▶ Exercise instructions: Format the lines running from the start of the items through the line containing "222, 58, 232]" as a numbered list, leaving out any blank lines.

▶ Labeled region entries:
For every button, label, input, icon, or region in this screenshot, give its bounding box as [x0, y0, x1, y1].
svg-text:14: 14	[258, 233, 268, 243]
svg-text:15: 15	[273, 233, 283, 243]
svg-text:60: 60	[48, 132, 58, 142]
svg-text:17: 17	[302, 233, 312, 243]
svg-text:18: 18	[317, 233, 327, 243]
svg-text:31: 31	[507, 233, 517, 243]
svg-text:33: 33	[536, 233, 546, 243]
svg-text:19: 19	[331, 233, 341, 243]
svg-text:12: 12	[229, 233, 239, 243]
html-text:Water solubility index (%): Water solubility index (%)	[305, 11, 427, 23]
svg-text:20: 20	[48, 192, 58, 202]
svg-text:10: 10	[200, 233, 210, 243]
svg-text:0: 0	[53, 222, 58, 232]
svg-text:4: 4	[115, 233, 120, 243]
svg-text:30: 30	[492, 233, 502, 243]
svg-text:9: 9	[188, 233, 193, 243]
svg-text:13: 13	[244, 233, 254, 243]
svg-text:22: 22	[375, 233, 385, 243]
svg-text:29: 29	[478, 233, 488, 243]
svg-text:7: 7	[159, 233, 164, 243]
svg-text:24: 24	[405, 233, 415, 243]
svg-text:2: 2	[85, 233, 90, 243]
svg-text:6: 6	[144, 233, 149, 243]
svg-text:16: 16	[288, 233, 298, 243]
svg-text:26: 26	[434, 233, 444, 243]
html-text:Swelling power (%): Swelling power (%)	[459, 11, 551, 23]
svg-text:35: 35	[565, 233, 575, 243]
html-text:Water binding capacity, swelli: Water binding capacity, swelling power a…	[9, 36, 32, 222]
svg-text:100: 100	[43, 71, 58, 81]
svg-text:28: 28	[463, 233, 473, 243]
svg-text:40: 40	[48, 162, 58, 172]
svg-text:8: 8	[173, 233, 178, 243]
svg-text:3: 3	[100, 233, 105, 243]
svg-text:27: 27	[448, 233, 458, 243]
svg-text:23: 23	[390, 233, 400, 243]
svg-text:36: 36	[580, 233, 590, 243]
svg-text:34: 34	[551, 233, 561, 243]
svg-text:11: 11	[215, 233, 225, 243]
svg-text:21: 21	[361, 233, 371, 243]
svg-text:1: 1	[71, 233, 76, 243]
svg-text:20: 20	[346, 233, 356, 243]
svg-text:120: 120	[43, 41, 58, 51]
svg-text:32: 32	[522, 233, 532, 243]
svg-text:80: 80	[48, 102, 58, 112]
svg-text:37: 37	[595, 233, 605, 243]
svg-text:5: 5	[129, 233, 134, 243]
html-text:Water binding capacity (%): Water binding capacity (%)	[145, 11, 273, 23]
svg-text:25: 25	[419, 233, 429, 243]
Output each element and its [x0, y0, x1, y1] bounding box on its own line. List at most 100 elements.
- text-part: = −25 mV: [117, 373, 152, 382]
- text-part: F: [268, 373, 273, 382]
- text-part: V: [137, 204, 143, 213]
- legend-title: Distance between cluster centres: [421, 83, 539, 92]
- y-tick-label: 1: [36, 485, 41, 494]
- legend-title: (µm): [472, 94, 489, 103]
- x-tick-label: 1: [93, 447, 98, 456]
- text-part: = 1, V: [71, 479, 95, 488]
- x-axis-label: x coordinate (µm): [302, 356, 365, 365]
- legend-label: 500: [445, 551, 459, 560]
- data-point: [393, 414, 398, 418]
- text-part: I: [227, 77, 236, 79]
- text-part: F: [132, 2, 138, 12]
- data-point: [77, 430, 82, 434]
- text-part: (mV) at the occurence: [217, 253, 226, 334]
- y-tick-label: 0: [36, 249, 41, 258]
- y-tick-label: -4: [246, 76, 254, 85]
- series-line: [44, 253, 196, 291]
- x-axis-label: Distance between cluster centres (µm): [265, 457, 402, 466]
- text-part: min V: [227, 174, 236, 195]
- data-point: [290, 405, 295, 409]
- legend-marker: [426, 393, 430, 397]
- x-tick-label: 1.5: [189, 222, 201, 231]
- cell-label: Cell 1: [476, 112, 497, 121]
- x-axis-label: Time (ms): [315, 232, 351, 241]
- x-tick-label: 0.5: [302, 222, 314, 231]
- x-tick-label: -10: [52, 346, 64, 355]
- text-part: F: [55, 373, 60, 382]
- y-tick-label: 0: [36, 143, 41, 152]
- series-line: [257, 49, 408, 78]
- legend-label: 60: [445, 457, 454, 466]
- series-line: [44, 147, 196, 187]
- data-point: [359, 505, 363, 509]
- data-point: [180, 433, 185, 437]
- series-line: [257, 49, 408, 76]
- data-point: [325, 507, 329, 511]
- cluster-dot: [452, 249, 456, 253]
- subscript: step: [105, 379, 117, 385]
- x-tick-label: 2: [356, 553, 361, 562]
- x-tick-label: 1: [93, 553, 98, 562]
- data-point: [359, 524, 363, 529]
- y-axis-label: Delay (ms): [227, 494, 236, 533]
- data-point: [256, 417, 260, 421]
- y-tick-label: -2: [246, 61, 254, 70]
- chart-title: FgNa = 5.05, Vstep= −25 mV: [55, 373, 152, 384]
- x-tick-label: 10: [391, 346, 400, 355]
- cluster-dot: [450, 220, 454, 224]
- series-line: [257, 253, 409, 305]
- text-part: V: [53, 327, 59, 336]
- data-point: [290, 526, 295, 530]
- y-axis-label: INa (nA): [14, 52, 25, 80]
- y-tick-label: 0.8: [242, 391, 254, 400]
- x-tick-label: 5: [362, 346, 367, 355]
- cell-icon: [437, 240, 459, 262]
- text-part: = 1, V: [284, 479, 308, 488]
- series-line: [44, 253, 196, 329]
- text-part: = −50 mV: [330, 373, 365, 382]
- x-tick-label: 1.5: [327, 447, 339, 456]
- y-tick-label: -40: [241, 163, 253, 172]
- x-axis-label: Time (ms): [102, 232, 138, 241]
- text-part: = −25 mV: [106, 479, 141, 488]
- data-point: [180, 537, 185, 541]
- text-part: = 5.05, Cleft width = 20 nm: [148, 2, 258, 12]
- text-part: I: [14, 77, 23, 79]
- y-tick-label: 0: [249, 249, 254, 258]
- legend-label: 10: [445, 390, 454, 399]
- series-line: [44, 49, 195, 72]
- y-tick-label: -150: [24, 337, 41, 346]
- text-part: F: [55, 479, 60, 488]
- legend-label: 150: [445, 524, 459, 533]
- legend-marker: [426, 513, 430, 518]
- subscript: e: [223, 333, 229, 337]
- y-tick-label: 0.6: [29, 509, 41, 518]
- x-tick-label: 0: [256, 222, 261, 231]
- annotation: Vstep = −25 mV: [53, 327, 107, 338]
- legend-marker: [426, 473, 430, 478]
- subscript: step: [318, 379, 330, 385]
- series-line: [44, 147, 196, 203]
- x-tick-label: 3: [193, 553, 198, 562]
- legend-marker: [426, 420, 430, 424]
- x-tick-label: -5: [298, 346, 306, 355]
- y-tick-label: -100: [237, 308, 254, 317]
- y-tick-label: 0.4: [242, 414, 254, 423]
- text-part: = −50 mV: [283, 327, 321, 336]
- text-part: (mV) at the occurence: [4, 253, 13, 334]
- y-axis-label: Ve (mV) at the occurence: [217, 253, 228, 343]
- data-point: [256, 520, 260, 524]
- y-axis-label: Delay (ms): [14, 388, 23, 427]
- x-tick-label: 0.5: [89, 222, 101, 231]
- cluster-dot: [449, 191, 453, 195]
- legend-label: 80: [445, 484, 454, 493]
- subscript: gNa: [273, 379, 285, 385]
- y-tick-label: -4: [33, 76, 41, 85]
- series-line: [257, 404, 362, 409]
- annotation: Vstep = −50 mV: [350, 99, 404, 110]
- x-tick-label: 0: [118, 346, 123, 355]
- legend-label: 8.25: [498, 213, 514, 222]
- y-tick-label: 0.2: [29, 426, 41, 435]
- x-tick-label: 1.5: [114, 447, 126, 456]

▶ Answer:
1. For every button, label, input, icon, or region in this screenshot, give its bounding box as [x0, y0, x1, y1].
2. svg-text:14: 14	[258, 233, 268, 243]
3. svg-text:15: 15	[273, 233, 283, 243]
4. svg-text:60: 60	[48, 132, 58, 142]
5. svg-text:17: 17	[302, 233, 312, 243]
6. svg-text:18: 18	[317, 233, 327, 243]
7. svg-text:31: 31	[507, 233, 517, 243]
8. svg-text:33: 33	[536, 233, 546, 243]
9. svg-text:19: 19	[331, 233, 341, 243]
10. svg-text:12: 12	[229, 233, 239, 243]
11. html-text:Water solubility index (%): Water solubility index (%)	[305, 11, 427, 23]
12. svg-text:20: 20	[48, 192, 58, 202]
13. svg-text:10: 10	[200, 233, 210, 243]
14. svg-text:0: 0	[53, 222, 58, 232]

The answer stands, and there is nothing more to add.